Extracted data:
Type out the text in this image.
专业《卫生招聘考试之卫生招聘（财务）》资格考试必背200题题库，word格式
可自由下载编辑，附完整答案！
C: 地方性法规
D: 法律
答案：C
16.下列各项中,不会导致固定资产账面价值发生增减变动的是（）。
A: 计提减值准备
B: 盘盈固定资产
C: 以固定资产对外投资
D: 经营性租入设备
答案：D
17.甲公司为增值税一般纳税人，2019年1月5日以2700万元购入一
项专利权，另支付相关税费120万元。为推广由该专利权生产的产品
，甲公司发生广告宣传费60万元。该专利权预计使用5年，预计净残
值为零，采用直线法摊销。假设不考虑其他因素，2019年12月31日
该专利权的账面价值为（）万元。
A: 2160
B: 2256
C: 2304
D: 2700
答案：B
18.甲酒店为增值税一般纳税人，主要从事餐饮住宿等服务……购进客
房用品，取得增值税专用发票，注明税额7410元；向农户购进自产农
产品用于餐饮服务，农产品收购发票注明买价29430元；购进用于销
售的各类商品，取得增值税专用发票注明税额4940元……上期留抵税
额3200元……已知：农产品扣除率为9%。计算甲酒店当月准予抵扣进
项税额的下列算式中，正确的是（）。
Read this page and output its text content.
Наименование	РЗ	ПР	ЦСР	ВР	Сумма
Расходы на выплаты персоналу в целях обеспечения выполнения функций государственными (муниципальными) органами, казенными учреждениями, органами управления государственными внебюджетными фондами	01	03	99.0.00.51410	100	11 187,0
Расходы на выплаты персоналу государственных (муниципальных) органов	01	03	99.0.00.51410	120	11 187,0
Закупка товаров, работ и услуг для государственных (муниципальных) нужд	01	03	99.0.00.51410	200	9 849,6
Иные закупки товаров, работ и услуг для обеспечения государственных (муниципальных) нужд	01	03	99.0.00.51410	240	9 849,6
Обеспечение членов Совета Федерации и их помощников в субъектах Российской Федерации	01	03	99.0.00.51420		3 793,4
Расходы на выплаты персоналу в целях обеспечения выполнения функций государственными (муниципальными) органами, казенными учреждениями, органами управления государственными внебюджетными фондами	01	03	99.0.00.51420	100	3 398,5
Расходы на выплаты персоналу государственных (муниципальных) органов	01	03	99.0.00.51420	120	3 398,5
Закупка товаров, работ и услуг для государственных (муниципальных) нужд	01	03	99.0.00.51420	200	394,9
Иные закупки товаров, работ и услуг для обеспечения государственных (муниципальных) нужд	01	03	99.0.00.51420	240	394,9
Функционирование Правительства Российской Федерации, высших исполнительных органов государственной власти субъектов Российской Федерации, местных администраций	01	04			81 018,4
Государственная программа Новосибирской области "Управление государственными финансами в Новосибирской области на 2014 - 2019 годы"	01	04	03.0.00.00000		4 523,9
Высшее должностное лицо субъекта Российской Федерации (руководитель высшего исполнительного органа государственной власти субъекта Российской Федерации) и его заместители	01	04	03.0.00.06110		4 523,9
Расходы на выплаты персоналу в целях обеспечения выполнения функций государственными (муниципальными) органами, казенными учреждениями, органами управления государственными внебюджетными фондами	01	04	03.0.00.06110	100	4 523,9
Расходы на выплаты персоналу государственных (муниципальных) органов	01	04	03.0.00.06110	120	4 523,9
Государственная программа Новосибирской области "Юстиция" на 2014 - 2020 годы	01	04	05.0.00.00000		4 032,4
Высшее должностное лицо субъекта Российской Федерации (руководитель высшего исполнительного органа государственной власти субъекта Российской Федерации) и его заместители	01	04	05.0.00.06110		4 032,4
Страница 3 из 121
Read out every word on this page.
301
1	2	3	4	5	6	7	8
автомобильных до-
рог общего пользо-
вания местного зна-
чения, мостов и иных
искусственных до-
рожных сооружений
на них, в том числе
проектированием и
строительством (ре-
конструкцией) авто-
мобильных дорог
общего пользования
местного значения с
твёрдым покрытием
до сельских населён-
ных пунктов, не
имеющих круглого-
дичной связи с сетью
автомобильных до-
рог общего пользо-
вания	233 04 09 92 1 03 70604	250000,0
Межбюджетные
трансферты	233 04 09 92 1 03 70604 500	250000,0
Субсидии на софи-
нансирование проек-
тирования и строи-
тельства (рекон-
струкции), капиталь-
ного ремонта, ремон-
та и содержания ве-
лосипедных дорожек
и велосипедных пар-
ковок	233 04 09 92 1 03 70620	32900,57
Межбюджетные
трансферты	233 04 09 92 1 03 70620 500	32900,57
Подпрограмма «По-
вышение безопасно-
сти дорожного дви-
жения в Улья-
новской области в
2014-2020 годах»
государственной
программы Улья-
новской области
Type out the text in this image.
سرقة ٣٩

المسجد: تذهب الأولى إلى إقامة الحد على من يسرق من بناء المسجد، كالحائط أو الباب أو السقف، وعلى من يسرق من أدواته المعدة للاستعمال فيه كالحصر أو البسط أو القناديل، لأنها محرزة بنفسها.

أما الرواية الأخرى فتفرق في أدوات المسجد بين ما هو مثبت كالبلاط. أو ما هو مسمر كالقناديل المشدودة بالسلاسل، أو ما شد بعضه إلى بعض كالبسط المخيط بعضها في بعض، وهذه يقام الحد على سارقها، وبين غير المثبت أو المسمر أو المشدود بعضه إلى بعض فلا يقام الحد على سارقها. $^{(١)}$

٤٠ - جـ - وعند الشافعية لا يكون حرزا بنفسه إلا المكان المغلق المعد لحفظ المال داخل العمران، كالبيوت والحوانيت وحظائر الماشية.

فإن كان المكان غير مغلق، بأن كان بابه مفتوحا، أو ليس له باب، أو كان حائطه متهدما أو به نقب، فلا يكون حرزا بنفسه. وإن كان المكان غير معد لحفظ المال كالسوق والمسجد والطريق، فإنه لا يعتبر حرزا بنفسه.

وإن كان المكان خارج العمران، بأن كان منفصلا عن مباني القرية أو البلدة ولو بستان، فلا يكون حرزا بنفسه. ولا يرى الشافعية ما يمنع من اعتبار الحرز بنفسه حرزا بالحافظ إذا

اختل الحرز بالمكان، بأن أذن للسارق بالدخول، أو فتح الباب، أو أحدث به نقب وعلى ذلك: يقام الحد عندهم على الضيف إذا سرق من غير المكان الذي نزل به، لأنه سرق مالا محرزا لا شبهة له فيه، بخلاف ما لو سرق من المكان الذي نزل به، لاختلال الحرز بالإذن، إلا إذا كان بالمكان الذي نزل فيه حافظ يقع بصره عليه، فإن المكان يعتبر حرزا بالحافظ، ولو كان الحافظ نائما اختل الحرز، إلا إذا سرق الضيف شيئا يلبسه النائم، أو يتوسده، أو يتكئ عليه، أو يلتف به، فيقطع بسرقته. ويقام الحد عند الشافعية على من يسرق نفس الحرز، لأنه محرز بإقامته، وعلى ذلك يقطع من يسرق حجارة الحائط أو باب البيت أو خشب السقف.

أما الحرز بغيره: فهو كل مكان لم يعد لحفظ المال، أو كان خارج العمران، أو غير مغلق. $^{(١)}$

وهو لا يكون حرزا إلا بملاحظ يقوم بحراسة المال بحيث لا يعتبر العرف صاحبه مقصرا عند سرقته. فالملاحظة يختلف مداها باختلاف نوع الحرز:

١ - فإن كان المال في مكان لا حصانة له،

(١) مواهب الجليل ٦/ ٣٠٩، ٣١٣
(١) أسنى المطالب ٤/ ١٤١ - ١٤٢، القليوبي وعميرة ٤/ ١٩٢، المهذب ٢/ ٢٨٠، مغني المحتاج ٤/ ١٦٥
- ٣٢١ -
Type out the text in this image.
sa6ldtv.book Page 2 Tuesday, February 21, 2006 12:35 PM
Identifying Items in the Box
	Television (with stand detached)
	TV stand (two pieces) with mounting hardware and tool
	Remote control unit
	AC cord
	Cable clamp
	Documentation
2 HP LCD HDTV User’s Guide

Short problem: Copy each line of the data exactly, leaving nothing out.

Reply:
Type out the text in this image.
专业《卫生招聘考试之卫生招聘（财务）》资格考试必背200题题库，word格式
可自由下载编辑，附完整答案！
C: 地方性法规
D: 法律
答案：C
16.下列各项中,不会导致固定资产账面价值发生增减变动的是（）。
A: 计提减值准备
B: 盘盈固定资产
C: 以固定资产对外投资
D: 经营性租入设备
答案：D
17.甲公司为增值税一般纳税人，2019年1月5日以2700万元购入一
项专利权，另支付相关税费120万元。为推广由该专利权生产的产品
，甲公司发生广告宣传费60万元。该专利权预计使用5年，预计净残
值为零，采用直线法摊销。假设不考虑其他因素，2019年12月31日
该专利权的账面价值为（）万元。
A: 2160
B: 2256
C: 2304
D: 2700
答案：B
18.甲酒店为增值税一般纳税人，主要从事餐饮住宿等服务……购进客
房用品，取得增值税专用发票，注明税额7410元；向农户购进自产农
产品用于餐饮服务，农产品收购发票注明买价29430元；购进用于销
售的各类商品，取得增值税专用发票注明税额4940元……上期留抵税
额3200元……已知：农产品扣除率为9%。计算甲酒店当月准予抵扣进
项税额的下列算式中，正确的是（）。
Read this page and output its text content.
Наименование	РЗ	ПР	ЦСР	ВР	Сумма
Расходы на выплаты персоналу в целях обеспечения выполнения функций государственными (муниципальными) органами, казенными учреждениями, органами управления государственными внебюджетными фондами	01	03	99.0.00.51410	100	11 187,0
Расходы на выплаты персоналу государственных (муниципальных) органов	01	03	99.0.00.51410	120	11 187,0
Закупка товаров, работ и услуг для государственных (муниципальных) нужд	01	03	99.0.00.51410	200	9 849,6
Иные закупки товаров, работ и услуг для обеспечения государственных (муниципальных) нужд	01	03	99.0.00.51410	240	9 849,6
Обеспечение членов Совета Федерации и их помощников в субъектах Российской Федерации	01	03	99.0.00.51420		3 793,4
Расходы на выплаты персоналу в целях обеспечения выполнения функций государственными (муниципальными) органами, казенными учреждениями, органами управления государственными внебюджетными фондами	01	03	99.0.00.51420	100	3 398,5
Расходы на выплаты персоналу государственных (муниципальных) органов	01	03	99.0.00.51420	120	3 398,5
Закупка товаров, работ и услуг для государственных (муниципальных) нужд	01	03	99.0.00.51420	200	394,9
Иные закупки товаров, работ и услуг для обеспечения государственных (муниципальных) нужд	01	03	99.0.00.51420	240	394,9
Функционирование Правительства Российской Федерации, высших исполнительных органов государственной власти субъектов Российской Федерации, местных администраций	01	04			81 018,4
Государственная программа Новосибирской области "Управление государственными финансами в Новосибирской области на 2014 - 2019 годы"	01	04	03.0.00.00000		4 523,9
Высшее должностное лицо субъекта Российской Федерации (руководитель высшего исполнительного органа государственной власти субъекта Российской Федерации) и его заместители	01	04	03.0.00.06110		4 523,9
Расходы на выплаты персоналу в целях обеспечения выполнения функций государственными (муниципальными) органами, казенными учреждениями, органами управления государственными внебюджетными фондами	01	04	03.0.00.06110	100	4 523,9
Расходы на выплаты персоналу государственных (муниципальных) органов	01	04	03.0.00.06110	120	4 523,9
Государственная программа Новосибирской области "Юстиция" на 2014 - 2020 годы	01	04	05.0.00.00000		4 032,4
Высшее должностное лицо субъекта Российской Федерации (руководитель высшего исполнительного органа государственной власти субъекта Российской Федерации) и его заместители	01	04	05.0.00.06110		4 032,4
Страница 3 из 121
Read out every word on this page.
301
1	2	3	4	5	6	7	8
автомобильных до-
рог общего пользо-
вания местного зна-
чения, мостов и иных
искусственных до-
рожных сооружений
на них, в том числе
проектированием и
строительством (ре-
конструкцией) авто-
мобильных дорог
общего пользования
местного значения с
твёрдым покрытием
до сельских населён-
ных пунктов, не
имеющих круглого-
дичной связи с сетью
автомобильных до-
рог общего пользо-
вания	233 04 09 92 1 03 70604	250000,0
Межбюджетные
трансферты	233 04 09 92 1 03 70604 500	250000,0
Субсидии на софи-
нансирование проек-
тирования и строи-
тельства (рекон-
струкции), капиталь-
ного ремонта, ремон-
та и содержания ве-
лосипедных дорожек
и велосипедных пар-
ковок	233 04 09 92 1 03 70620	32900,57
Межбюджетные
трансферты	233 04 09 92 1 03 70620 500	32900,57
Подпрограмма «По-
вышение безопасно-
сти дорожного дви-
жения в Улья-
новской области в
2014-2020 годах»
государственной
программы Улья-
новской области
Type out the text in this image.
سرقة ٣٩

المسجد: تذهب الأولى إلى إقامة الحد على من يسرق من بناء المسجد، كالحائط أو الباب أو السقف، وعلى من يسرق من أدواته المعدة للاستعمال فيه كالحصر أو البسط أو القناديل، لأنها محرزة بنفسها.

أما الرواية الأخرى فتفرق في أدوات المسجد بين ما هو مثبت كالبلاط. أو ما هو مسمر كالقناديل المشدودة بالسلاسل، أو ما شد بعضه إلى بعض كالبسط المخيط بعضها في بعض، وهذه يقام الحد على سارقها، وبين غير المثبت أو المسمر أو المشدود بعضه إلى بعض فلا يقام الحد على سارقها. $^{(١)}$

٤٠ - جـ - وعند الشافعية لا يكون حرزا بنفسه إلا المكان المغلق المعد لحفظ المال داخل العمران، كالبيوت والحوانيت وحظائر الماشية.

فإن كان المكان غير مغلق، بأن كان بابه مفتوحا، أو ليس له باب، أو كان حائطه متهدما أو به نقب، فلا يكون حرزا بنفسه. وإن كان المكان غير معد لحفظ المال كالسوق والمسجد والطريق، فإنه لا يعتبر حرزا بنفسه.

وإن كان المكان خارج العمران، بأن كان منفصلا عن مباني القرية أو البلدة ولو بستان، فلا يكون حرزا بنفسه. ولا يرى الشافعية ما يمنع من اعتبار الحرز بنفسه حرزا بالحافظ إذا

اختل الحرز بالمكان، بأن أذن للسارق بالدخول، أو فتح الباب، أو أحدث به نقب وعلى ذلك: يقام الحد عندهم على الضيف إذا سرق من غير المكان الذي نزل به، لأنه سرق مالا محرزا لا شبهة له فيه، بخلاف ما لو سرق من المكان الذي نزل به، لاختلال الحرز بالإذن، إلا إذا كان بالمكان الذي نزل فيه حافظ يقع بصره عليه، فإن المكان يعتبر حرزا بالحافظ، ولو كان الحافظ نائما اختل الحرز، إلا إذا سرق الضيف شيئا يلبسه النائم، أو يتوسده، أو يتكئ عليه، أو يلتف به، فيقطع بسرقته. ويقام الحد عند الشافعية على من يسرق نفس الحرز، لأنه محرز بإقامته، وعلى ذلك يقطع من يسرق حجارة الحائط أو باب البيت أو خشب السقف.

أما الحرز بغيره: فهو كل مكان لم يعد لحفظ المال، أو كان خارج العمران، أو غير مغلق. $^{(١)}$

وهو لا يكون حرزا إلا بملاحظ يقوم بحراسة المال بحيث لا يعتبر العرف صاحبه مقصرا عند سرقته. فالملاحظة يختلف مداها باختلاف نوع الحرز:

١ - فإن كان المال في مكان لا حصانة له،

(١) مواهب الجليل ٦/ ٣٠٩، ٣١٣
(١) أسنى المطالب ٤/ ١٤١ - ١٤٢، القليوبي وعميرة ٤/ ١٩٢، المهذب ٢/ ٢٨٠، مغني المحتاج ٤/ ١٦٥
- ٣٢١ -
Type out the text in this image.
sa6ldtv.book Page 2 Tuesday, February 21, 2006 12:35 PM
Identifying Items in the Box
	Television (with stand detached)
	TV stand (two pieces) with mounting hardware and tool
	Remote control unit
	AC cord
	Cable clamp
	Documentation
2 HP LCD HDTV User’s Guide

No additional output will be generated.